**EXERCISE BRIEF**
Report each line of the data that has "screenshot" somewhere in it.

**MATERIALS PROVIDED**

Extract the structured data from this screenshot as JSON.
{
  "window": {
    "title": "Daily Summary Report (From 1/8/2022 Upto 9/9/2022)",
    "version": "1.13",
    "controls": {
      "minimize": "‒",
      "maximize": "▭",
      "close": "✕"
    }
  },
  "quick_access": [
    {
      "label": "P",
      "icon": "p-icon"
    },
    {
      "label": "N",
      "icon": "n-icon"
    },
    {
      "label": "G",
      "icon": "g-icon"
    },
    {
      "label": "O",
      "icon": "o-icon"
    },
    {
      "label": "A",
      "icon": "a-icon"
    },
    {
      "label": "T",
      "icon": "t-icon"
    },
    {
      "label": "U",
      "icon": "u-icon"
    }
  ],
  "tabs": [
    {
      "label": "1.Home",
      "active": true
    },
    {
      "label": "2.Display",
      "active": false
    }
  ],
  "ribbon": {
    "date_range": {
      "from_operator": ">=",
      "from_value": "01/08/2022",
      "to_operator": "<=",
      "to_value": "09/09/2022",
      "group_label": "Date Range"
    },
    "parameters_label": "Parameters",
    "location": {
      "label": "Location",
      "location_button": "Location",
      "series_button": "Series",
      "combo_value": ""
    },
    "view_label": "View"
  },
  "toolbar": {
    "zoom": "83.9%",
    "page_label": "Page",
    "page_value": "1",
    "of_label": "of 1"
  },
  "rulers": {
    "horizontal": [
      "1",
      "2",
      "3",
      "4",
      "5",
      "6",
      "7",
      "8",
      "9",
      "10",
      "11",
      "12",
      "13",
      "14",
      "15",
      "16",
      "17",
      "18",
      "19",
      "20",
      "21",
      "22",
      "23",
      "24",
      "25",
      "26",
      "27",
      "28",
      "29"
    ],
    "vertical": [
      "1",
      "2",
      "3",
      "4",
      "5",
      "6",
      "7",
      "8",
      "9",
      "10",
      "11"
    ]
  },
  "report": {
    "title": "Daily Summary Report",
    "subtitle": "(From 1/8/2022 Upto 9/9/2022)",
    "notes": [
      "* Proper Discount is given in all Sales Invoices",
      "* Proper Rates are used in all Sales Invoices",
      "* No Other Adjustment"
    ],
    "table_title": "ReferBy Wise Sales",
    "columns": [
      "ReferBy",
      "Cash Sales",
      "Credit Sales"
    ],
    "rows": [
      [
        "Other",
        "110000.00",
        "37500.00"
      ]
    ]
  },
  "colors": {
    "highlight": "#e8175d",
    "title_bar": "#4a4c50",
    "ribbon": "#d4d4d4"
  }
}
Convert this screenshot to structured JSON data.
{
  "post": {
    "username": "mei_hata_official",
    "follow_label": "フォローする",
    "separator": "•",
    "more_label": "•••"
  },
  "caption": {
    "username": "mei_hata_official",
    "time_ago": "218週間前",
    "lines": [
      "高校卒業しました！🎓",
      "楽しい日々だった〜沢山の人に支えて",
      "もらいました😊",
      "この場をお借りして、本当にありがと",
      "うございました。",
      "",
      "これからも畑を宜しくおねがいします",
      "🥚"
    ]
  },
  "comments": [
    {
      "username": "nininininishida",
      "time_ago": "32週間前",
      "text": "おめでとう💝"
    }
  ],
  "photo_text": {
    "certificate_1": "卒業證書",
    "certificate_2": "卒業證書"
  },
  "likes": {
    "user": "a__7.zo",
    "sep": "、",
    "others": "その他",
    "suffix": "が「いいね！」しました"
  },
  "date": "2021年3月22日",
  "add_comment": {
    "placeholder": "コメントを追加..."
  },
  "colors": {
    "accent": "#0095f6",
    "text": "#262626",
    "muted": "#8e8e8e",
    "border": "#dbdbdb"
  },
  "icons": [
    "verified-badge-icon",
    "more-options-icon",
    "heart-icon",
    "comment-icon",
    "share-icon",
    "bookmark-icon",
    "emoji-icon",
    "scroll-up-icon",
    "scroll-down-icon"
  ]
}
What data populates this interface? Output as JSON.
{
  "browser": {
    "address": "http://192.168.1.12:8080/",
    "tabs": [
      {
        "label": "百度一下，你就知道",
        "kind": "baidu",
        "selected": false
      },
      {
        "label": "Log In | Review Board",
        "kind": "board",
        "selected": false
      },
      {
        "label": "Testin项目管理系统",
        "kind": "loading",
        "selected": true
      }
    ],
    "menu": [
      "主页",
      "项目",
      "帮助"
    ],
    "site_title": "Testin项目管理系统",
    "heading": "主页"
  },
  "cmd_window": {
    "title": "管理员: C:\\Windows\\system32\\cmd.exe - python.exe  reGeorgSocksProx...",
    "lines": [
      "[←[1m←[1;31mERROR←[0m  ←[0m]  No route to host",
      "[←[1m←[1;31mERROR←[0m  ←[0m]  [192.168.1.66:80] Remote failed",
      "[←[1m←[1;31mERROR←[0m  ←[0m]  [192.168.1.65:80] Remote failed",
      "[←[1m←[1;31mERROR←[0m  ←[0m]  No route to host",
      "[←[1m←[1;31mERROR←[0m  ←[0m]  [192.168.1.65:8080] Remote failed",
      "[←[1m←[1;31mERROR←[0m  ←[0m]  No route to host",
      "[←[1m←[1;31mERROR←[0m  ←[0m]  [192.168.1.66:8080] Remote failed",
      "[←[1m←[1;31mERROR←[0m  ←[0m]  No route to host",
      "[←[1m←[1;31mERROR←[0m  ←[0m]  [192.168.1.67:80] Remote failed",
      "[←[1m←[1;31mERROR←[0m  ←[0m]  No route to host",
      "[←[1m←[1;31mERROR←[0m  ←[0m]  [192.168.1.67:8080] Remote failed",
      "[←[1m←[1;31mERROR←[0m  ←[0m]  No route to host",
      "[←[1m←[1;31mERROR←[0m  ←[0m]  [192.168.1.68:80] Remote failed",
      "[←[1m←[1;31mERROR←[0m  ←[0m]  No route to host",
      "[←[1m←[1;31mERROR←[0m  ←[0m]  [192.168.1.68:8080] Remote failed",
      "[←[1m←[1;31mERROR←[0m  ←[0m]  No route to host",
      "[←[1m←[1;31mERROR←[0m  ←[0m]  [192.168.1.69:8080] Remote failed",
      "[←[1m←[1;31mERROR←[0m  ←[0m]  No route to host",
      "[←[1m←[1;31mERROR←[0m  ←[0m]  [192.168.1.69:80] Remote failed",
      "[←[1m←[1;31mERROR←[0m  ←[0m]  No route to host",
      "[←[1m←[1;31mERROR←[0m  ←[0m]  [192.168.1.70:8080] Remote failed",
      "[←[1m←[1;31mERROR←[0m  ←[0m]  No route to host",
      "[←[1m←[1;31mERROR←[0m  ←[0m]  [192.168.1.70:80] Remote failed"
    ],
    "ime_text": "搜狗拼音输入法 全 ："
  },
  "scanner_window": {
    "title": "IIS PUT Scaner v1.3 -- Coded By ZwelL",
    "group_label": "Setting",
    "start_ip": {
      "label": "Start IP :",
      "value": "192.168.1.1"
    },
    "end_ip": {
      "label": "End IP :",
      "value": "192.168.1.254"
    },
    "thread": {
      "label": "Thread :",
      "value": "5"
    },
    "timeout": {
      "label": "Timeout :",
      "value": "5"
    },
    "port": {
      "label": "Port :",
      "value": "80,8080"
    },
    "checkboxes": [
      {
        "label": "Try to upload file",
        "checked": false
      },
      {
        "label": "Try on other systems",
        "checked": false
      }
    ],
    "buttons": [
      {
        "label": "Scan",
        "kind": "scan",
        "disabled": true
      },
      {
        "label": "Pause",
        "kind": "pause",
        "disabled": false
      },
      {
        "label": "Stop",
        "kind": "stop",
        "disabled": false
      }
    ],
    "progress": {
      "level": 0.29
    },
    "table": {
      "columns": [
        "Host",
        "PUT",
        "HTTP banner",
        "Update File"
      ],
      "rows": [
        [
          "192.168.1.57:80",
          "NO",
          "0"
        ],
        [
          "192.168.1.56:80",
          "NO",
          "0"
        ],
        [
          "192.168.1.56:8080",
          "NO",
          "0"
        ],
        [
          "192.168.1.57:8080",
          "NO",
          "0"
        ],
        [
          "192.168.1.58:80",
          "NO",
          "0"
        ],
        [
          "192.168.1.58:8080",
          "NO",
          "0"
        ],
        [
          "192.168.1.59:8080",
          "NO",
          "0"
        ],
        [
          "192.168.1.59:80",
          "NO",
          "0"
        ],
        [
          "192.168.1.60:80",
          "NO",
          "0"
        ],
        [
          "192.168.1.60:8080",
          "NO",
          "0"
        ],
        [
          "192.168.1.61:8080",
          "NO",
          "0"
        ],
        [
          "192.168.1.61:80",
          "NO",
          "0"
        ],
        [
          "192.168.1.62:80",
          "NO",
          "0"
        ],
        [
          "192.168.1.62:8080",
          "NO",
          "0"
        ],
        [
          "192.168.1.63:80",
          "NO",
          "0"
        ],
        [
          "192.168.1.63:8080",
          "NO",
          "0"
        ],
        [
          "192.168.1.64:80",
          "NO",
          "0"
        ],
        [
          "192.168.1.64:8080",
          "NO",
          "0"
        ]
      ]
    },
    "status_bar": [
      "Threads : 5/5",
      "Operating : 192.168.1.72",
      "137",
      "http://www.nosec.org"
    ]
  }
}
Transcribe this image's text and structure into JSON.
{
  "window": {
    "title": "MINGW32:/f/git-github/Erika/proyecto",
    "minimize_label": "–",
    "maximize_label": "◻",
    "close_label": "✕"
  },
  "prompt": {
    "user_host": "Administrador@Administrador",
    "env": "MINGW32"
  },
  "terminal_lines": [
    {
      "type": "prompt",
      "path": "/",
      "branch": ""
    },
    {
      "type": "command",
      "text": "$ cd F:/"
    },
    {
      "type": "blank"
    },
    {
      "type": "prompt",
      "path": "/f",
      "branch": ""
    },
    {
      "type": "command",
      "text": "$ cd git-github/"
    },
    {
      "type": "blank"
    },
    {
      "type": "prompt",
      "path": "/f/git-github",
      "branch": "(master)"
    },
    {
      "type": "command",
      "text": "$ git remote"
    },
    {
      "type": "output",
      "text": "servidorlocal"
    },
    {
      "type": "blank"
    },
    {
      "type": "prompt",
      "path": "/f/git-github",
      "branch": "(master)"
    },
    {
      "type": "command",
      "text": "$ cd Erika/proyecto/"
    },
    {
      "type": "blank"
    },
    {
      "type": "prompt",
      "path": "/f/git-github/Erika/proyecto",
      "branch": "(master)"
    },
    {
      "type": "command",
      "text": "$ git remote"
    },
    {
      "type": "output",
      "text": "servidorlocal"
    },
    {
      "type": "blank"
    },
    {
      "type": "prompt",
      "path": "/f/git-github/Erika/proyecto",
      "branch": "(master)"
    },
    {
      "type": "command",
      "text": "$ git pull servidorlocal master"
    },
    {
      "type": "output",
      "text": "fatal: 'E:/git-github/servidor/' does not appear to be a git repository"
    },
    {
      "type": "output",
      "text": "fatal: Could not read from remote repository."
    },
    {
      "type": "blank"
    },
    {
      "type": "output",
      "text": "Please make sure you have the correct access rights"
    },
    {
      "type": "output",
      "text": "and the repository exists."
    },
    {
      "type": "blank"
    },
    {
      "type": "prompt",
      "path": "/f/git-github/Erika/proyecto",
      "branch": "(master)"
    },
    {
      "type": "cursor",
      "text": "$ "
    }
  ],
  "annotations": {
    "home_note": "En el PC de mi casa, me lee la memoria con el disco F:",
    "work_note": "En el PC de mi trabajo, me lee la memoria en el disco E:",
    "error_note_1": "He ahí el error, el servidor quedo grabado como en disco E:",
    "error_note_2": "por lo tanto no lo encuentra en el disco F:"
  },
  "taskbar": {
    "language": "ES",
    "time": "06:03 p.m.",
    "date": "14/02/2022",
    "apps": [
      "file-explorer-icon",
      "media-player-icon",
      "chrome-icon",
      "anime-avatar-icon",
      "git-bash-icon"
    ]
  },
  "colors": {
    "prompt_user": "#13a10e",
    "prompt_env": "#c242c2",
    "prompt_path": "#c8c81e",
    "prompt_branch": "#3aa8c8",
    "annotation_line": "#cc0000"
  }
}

**THE OUTPUT**
Extract the structured data from this screenshot as JSON.
Convert this screenshot to structured JSON data.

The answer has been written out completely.